◆ TASK BRIEF
Print each line exactly as it is given.

◆ Extracted data entries
---

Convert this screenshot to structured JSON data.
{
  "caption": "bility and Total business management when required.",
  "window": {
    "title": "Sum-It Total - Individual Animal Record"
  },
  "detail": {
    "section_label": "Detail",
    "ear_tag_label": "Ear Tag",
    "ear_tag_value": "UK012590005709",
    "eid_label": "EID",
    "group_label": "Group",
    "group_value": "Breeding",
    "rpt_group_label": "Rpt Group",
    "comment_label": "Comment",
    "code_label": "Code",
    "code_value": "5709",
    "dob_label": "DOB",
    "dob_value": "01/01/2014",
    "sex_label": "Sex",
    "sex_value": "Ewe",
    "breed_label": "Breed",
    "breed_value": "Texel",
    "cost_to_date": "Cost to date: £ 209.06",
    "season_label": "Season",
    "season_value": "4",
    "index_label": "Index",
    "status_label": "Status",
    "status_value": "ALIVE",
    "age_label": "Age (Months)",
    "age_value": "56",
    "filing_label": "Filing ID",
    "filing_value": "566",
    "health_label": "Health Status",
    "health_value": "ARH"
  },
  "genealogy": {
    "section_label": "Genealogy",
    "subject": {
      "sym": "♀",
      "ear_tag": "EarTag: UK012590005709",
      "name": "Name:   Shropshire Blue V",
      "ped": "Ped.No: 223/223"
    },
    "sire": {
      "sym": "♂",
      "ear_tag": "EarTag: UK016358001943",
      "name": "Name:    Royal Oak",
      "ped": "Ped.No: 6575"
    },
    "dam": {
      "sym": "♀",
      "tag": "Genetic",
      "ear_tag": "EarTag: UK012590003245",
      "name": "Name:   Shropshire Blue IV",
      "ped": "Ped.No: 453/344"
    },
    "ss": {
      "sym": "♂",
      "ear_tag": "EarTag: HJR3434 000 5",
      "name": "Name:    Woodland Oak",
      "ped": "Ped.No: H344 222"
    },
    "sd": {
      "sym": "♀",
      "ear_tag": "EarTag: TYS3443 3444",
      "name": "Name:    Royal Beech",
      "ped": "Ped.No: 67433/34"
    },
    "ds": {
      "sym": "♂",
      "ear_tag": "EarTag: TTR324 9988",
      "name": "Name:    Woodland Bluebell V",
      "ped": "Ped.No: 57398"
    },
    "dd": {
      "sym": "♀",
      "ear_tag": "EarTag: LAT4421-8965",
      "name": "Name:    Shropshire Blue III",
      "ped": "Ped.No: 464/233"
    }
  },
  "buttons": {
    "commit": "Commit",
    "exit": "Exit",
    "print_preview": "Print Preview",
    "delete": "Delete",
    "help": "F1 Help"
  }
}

---

◆ OUTPUT OF THE EXERCISE
Convert this screenshot to structured JSON data.
{
  "caption": "bility and Total business management when required.",
  "window": {
    "title": "Sum-It Total - Individual Animal Record"
  },
  "detail": {
    "section_label": "Detail",
    "ear_tag_label": "Ear Tag",
    "ear_tag_value": "UK012590005709",
    "eid_label": "EID",
    "group_label": "Group",
    "group_value": "Breeding",
    "rpt_group_label": "Rpt Group",
    "comment_label": "Comment",
    "code_label": "Code",
    "code_value": "5709",
    "dob_label": "DOB",
    "dob_value": "01/01/2014",
    "sex_label": "Sex",
    "sex_value": "Ewe",
    "breed_label": "Breed",
    "breed_value": "Texel",
    "cost_to_date": "Cost to date: £ 209.06",
    "season_label": "Season",
    "season_value": "4",
    "index_label": "Index",
    "status_label": "Status",
    "status_value": "ALIVE",
    "age_label": "Age (Months)",
    "age_value": "56",
    "filing_label": "Filing ID",
    "filing_value": "566",
    "health_label": "Health Status",
    "health_value": "ARH"
  },
  "genealogy": {
    "section_label": "Genealogy",
    "subject": {
      "sym": "♀",
      "ear_tag": "EarTag: UK012590005709",
      "name": "Name:   Shropshire Blue V",
      "ped": "Ped.No: 223/223"
    },
    "sire": {
      "sym": "♂",
      "ear_tag": "EarTag: UK016358001943",
      "name": "Name:    Royal Oak",
      "ped": "Ped.No: 6575"
    },
    "dam": {
      "sym": "♀",
      "tag": "Genetic",
      "ear_tag": "EarTag: UK012590003245",
      "name": "Name:   Shropshire Blue IV",
      "ped": "Ped.No: 453/344"
    },
    "ss": {
      "sym": "♂",
      "ear_tag": "EarTag: HJR3434 000 5",
      "name": "Name:    Woodland Oak",
      "ped": "Ped.No: H344 222"
    },
    "sd": {
      "sym": "♀",
      "ear_tag": "EarTag: TYS3443 3444",
      "name": "Name:    Royal Beech",
      "ped": "Ped.No: 67433/34"
    },
    "ds": {
      "sym": "♂",
      "ear_tag": "EarTag: TTR324 9988",
      "name": "Name:    Woodland Bluebell V",
      "ped": "Ped.No: 57398"
    },
    "dd": {
      "sym": "♀",
      "ear_tag": "EarTag: LAT4421-8965",
      "name": "Name:    Shropshire Blue III",
      "ped": "Ped.No: 464/233"
    }
  },
  "buttons": {
    "commit": "Commit",
    "exit": "Exit",
    "print_preview": "Print Preview",
    "delete": "Delete",
    "help": "F1 Help"
  }
}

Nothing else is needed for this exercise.